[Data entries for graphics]
┄┄┄┄┄┄┄┄┄┄┄┄┄┄┄┄┄┄┄┄

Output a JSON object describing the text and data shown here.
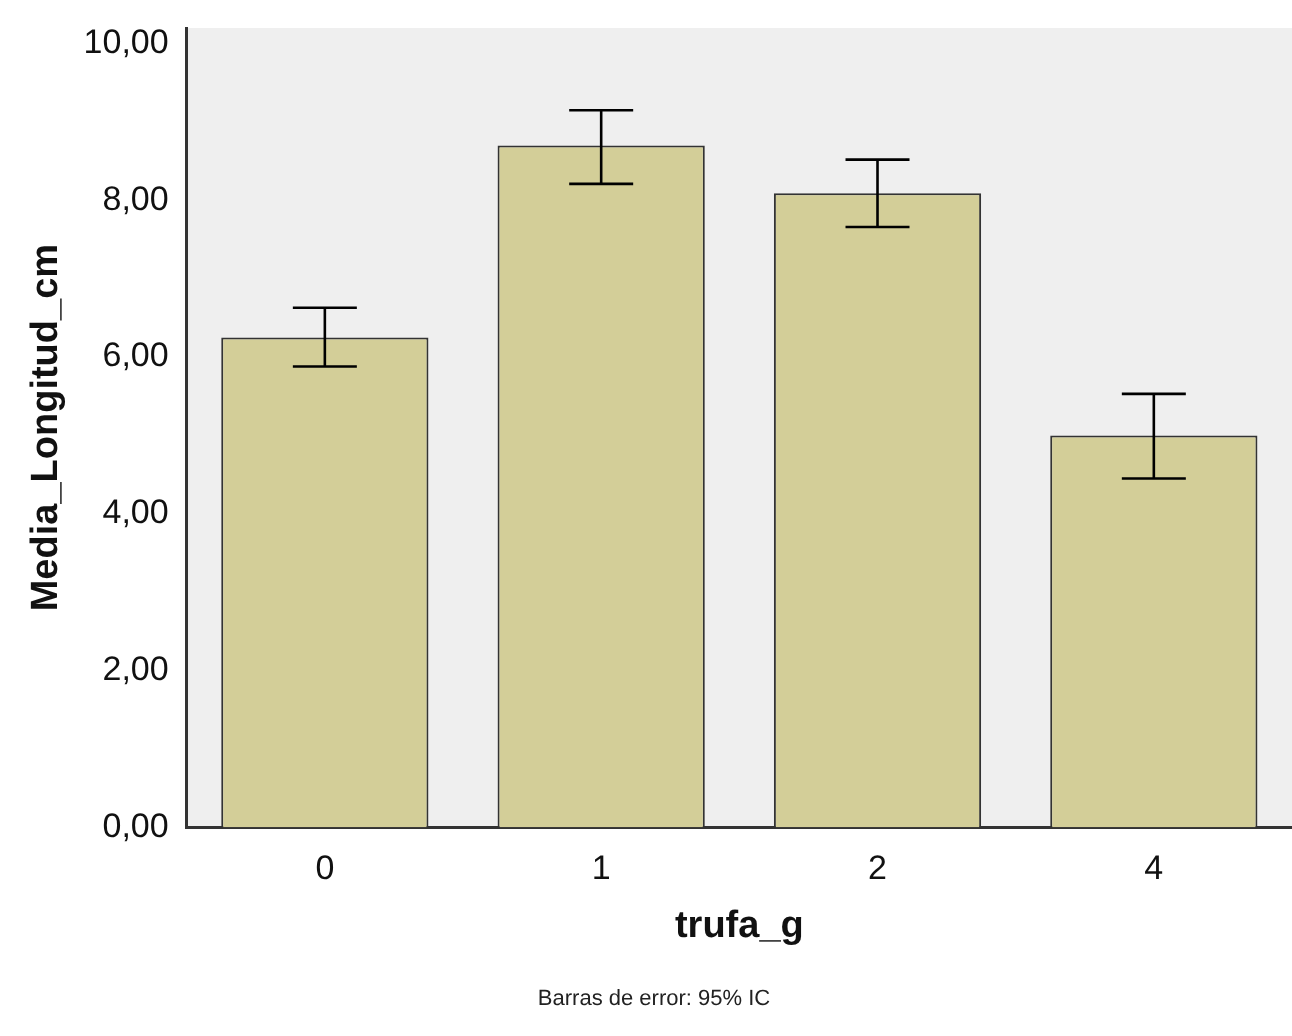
{
  "chart_data": {
    "type": "bar",
    "xlabel": "trufa_g",
    "ylabel": "Media_Longitud_cm",
    "categories": [
      "0",
      "1",
      "2",
      "4"
    ],
    "values": [
      6.25,
      8.7,
      8.09,
      5.0
    ],
    "errors": [
      [
        5.88,
        6.63
      ],
      [
        8.21,
        9.15
      ],
      [
        7.66,
        8.52
      ],
      [
        4.45,
        5.53
      ]
    ],
    "color": "#d3ce98",
    "ylim": [
      0,
      10.2
    ],
    "yticks": [
      {
        "value": 0,
        "label": "0,00"
      },
      {
        "value": 2,
        "label": "2,00"
      },
      {
        "value": 4,
        "label": "4,00"
      },
      {
        "value": 6,
        "label": "6,00"
      },
      {
        "value": 8,
        "label": "8,00"
      },
      {
        "value": 10,
        "label": "10,00"
      }
    ],
    "grid": false,
    "annotations": [
      "Barras de error: 95% IC"
    ]
  }
}
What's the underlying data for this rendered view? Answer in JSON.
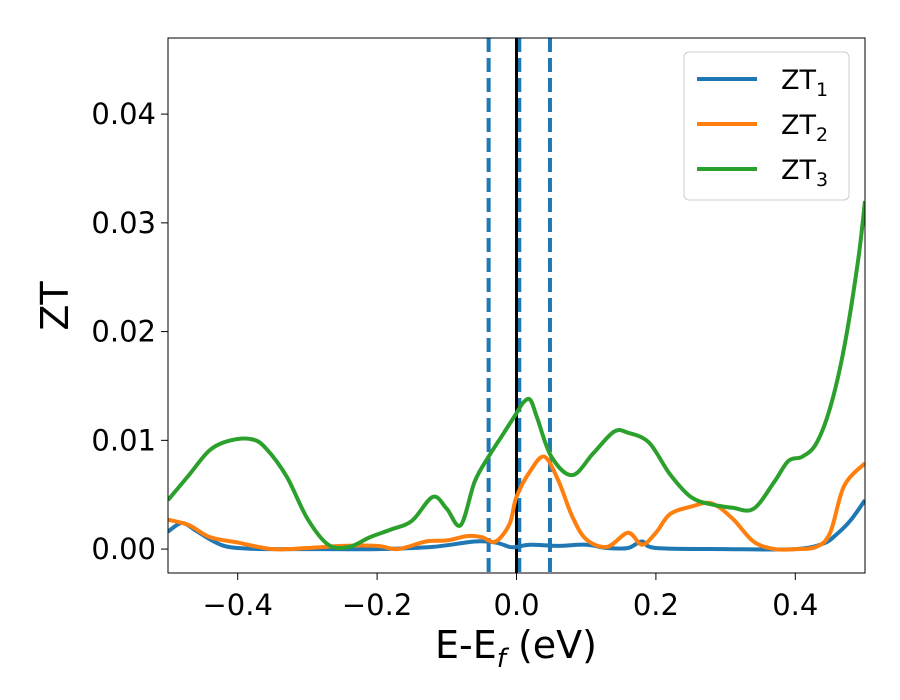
{
  "chart_data": {
    "type": "line",
    "title": "",
    "xlabel_main": "E-E",
    "xlabel_sub": "f",
    "xlabel_unit": " (eV)",
    "ylabel": "ZT",
    "xlim": [
      -0.5,
      0.5
    ],
    "ylim": [
      -0.0022,
      0.047
    ],
    "x_ticks": [
      -0.4,
      -0.2,
      0.0,
      0.2,
      0.4
    ],
    "x_tick_labels": [
      "−0.4",
      "−0.2",
      "0.0",
      "0.2",
      "0.4"
    ],
    "y_ticks": [
      0.0,
      0.01,
      0.02,
      0.03,
      0.04
    ],
    "y_tick_labels": [
      "0.00",
      "0.01",
      "0.02",
      "0.03",
      "0.04"
    ],
    "grid": false,
    "legend_position": "top-right",
    "vertical_lines": [
      {
        "x": -0.04,
        "style": "dashed",
        "color": "#1f77b4"
      },
      {
        "x": 0.004,
        "style": "dashed",
        "color": "#1f77b4"
      },
      {
        "x": 0.048,
        "style": "dashed",
        "color": "#1f77b4"
      },
      {
        "x": 0.0,
        "style": "solid",
        "color": "#000000"
      }
    ],
    "series": [
      {
        "name_main": "ZT",
        "name_sub": "1",
        "color": "#1f77b4",
        "x": [
          -0.5,
          -0.48,
          -0.46,
          -0.44,
          -0.42,
          -0.4,
          -0.36,
          -0.3,
          -0.2,
          -0.12,
          -0.06,
          -0.03,
          -0.01,
          0.0,
          0.02,
          0.06,
          0.1,
          0.13,
          0.16,
          0.18,
          0.2,
          0.3,
          0.4,
          0.44,
          0.46,
          0.48,
          0.5
        ],
        "values": [
          0.0016,
          0.0024,
          0.0017,
          0.0009,
          0.0003,
          0.0001,
          0.0,
          0.0,
          0.0,
          0.0002,
          0.0007,
          0.0006,
          0.0002,
          0.0002,
          0.0004,
          0.0003,
          0.0004,
          0.0001,
          0.0001,
          0.0007,
          0.0001,
          0.0,
          0.0,
          0.0005,
          0.0014,
          0.0027,
          0.0045
        ]
      },
      {
        "name_main": "ZT",
        "name_sub": "2",
        "color": "#ff7f0e",
        "x": [
          -0.5,
          -0.47,
          -0.44,
          -0.4,
          -0.35,
          -0.3,
          -0.25,
          -0.2,
          -0.17,
          -0.13,
          -0.1,
          -0.07,
          -0.05,
          -0.03,
          -0.01,
          0.0,
          0.02,
          0.04,
          0.06,
          0.08,
          0.1,
          0.13,
          0.16,
          0.18,
          0.2,
          0.22,
          0.25,
          0.28,
          0.31,
          0.34,
          0.37,
          0.4,
          0.43,
          0.45,
          0.47,
          0.5
        ],
        "values": [
          0.0027,
          0.0022,
          0.0011,
          0.0006,
          0.0,
          0.0001,
          0.0003,
          0.0003,
          0.0,
          0.0007,
          0.0008,
          0.0012,
          0.0011,
          0.0007,
          0.0023,
          0.0048,
          0.0072,
          0.0085,
          0.0063,
          0.003,
          0.0009,
          0.0002,
          0.0015,
          0.0004,
          0.0015,
          0.0032,
          0.0039,
          0.0042,
          0.0028,
          0.0007,
          0.0,
          0.0,
          0.0002,
          0.0015,
          0.0058,
          0.0079
        ]
      },
      {
        "name_main": "ZT",
        "name_sub": "3",
        "color": "#2ca02c",
        "x": [
          -0.5,
          -0.47,
          -0.44,
          -0.41,
          -0.38,
          -0.36,
          -0.33,
          -0.3,
          -0.27,
          -0.24,
          -0.21,
          -0.18,
          -0.15,
          -0.12,
          -0.1,
          -0.08,
          -0.06,
          -0.04,
          -0.02,
          0.0,
          0.01,
          0.02,
          0.03,
          0.05,
          0.08,
          0.11,
          0.14,
          0.16,
          0.19,
          0.22,
          0.25,
          0.28,
          0.31,
          0.34,
          0.37,
          0.39,
          0.41,
          0.43,
          0.45,
          0.47,
          0.49,
          0.5
        ],
        "values": [
          0.0045,
          0.0068,
          0.0091,
          0.01,
          0.0101,
          0.0093,
          0.0067,
          0.0028,
          0.0004,
          0.0002,
          0.0011,
          0.0018,
          0.0026,
          0.0048,
          0.0037,
          0.0022,
          0.0062,
          0.0085,
          0.0105,
          0.0125,
          0.0135,
          0.0137,
          0.012,
          0.0085,
          0.0068,
          0.0088,
          0.0108,
          0.0107,
          0.0098,
          0.0069,
          0.0048,
          0.0041,
          0.0038,
          0.0037,
          0.0062,
          0.0081,
          0.0085,
          0.0097,
          0.013,
          0.0185,
          0.0265,
          0.032
        ]
      }
    ]
  }
}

┄┄┄┄┄┄┄┄┄┄┄┄┄┄┄┄┄┄┄┄

Repeat all of the entries word for word, but omit the pictures.

Output a JSON object describing the text and data shown here.
{
  "chart_data": {
    "type": "bar",
    "xlabel": "trufa_g",
    "ylabel": "Media_Longitud_cm",
    "categories": [
      "0",
      "1",
      "2",
      "4"
    ],
    "values": [
      6.25,
      8.7,
      8.09,
      5.0
    ],
    "errors": [
      [
        5.88,
        6.63
      ],
      [
        8.21,
        9.15
      ],
      [
        7.66,
        8.52
      ],
      [
        4.45,
        5.53
      ]
    ],
    "color": "#d3ce98",
    "ylim": [
      0,
      10.2
    ],
    "yticks": [
      {
        "value": 0,
        "label": "0,00"
      },
      {
        "value": 2,
        "label": "2,00"
      },
      {
        "value": 4,
        "label": "4,00"
      },
      {
        "value": 6,
        "label": "6,00"
      },
      {
        "value": 8,
        "label": "8,00"
      },
      {
        "value": 10,
        "label": "10,00"
      }
    ],
    "grid": false,
    "annotations": [
      "Barras de error: 95% IC"
    ]
  }
}
What's the underlying data for this rendered view? Answer in JSON.
{
  "chart_data": {
    "type": "line",
    "title": "",
    "xlabel_main": "E-E",
    "xlabel_sub": "f",
    "xlabel_unit": " (eV)",
    "ylabel": "ZT",
    "xlim": [
      -0.5,
      0.5
    ],
    "ylim": [
      -0.0022,
      0.047
    ],
    "x_ticks": [
      -0.4,
      -0.2,
      0.0,
      0.2,
      0.4
    ],
    "x_tick_labels": [
      "−0.4",
      "−0.2",
      "0.0",
      "0.2",
      "0.4"
    ],
    "y_ticks": [
      0.0,
      0.01,
      0.02,
      0.03,
      0.04
    ],
    "y_tick_labels": [
      "0.00",
      "0.01",
      "0.02",
      "0.03",
      "0.04"
    ],
    "grid": false,
    "legend_position": "top-right",
    "vertical_lines": [
      {
        "x": -0.04,
        "style": "dashed",
        "color": "#1f77b4"
      },
      {
        "x": 0.004,
        "style": "dashed",
        "color": "#1f77b4"
      },
      {
        "x": 0.048,
        "style": "dashed",
        "color": "#1f77b4"
      },
      {
        "x": 0.0,
        "style": "solid",
        "color": "#000000"
      }
    ],
    "series": [
      {
        "name_main": "ZT",
        "name_sub": "1",
        "color": "#1f77b4",
        "x": [
          -0.5,
          -0.48,
          -0.46,
          -0.44,
          -0.42,
          -0.4,
          -0.36,
          -0.3,
          -0.2,
          -0.12,
          -0.06,
          -0.03,
          -0.01,
          0.0,
          0.02,
          0.06,
          0.1,
          0.13,
          0.16,
          0.18,
          0.2,
          0.3,
          0.4,
          0.44,
          0.46,
          0.48,
          0.5
        ],
        "values": [
          0.0016,
          0.0024,
          0.0017,
          0.0009,
          0.0003,
          0.0001,
          0.0,
          0.0,
          0.0,
          0.0002,
          0.0007,
          0.0006,
          0.0002,
          0.0002,
          0.0004,
          0.0003,
          0.0004,
          0.0001,
          0.0001,
          0.0007,
          0.0001,
          0.0,
          0.0,
          0.0005,
          0.0014,
          0.0027,
          0.0045
        ]
      },
      {
        "name_main": "ZT",
        "name_sub": "2",
        "color": "#ff7f0e",
        "x": [
          -0.5,
          -0.47,
          -0.44,
          -0.4,
          -0.35,
          -0.3,
          -0.25,
          -0.2,
          -0.17,
          -0.13,
          -0.1,
          -0.07,
          -0.05,
          -0.03,
          -0.01,
          0.0,
          0.02,
          0.04,
          0.06,
          0.08,
          0.1,
          0.13,
          0.16,
          0.18,
          0.2,
          0.22,
          0.25,
          0.28,
          0.31,
          0.34,
          0.37,
          0.4,
          0.43,
          0.45,
          0.47,
          0.5
        ],
        "values": [
          0.0027,
          0.0022,
          0.0011,
          0.0006,
          0.0,
          0.0001,
          0.0003,
          0.0003,
          0.0,
          0.0007,
          0.0008,
          0.0012,
          0.0011,
          0.0007,
          0.0023,
          0.0048,
          0.0072,
          0.0085,
          0.0063,
          0.003,
          0.0009,
          0.0002,
          0.0015,
          0.0004,
          0.0015,
          0.0032,
          0.0039,
          0.0042,
          0.0028,
          0.0007,
          0.0,
          0.0,
          0.0002,
          0.0015,
          0.0058,
          0.0079
        ]
      },
      {
        "name_main": "ZT",
        "name_sub": "3",
        "color": "#2ca02c",
        "x": [
          -0.5,
          -0.47,
          -0.44,
          -0.41,
          -0.38,
          -0.36,
          -0.33,
          -0.3,
          -0.27,
          -0.24,
          -0.21,
          -0.18,
          -0.15,
          -0.12,
          -0.1,
          -0.08,
          -0.06,
          -0.04,
          -0.02,
          0.0,
          0.01,
          0.02,
          0.03,
          0.05,
          0.08,
          0.11,
          0.14,
          0.16,
          0.19,
          0.22,
          0.25,
          0.28,
          0.31,
          0.34,
          0.37,
          0.39,
          0.41,
          0.43,
          0.45,
          0.47,
          0.49,
          0.5
        ],
        "values": [
          0.0045,
          0.0068,
          0.0091,
          0.01,
          0.0101,
          0.0093,
          0.0067,
          0.0028,
          0.0004,
          0.0002,
          0.0011,
          0.0018,
          0.0026,
          0.0048,
          0.0037,
          0.0022,
          0.0062,
          0.0085,
          0.0105,
          0.0125,
          0.0135,
          0.0137,
          0.012,
          0.0085,
          0.0068,
          0.0088,
          0.0108,
          0.0107,
          0.0098,
          0.0069,
          0.0048,
          0.0041,
          0.0038,
          0.0037,
          0.0062,
          0.0081,
          0.0085,
          0.0097,
          0.013,
          0.0185,
          0.0265,
          0.032
        ]
      }
    ]
  }
}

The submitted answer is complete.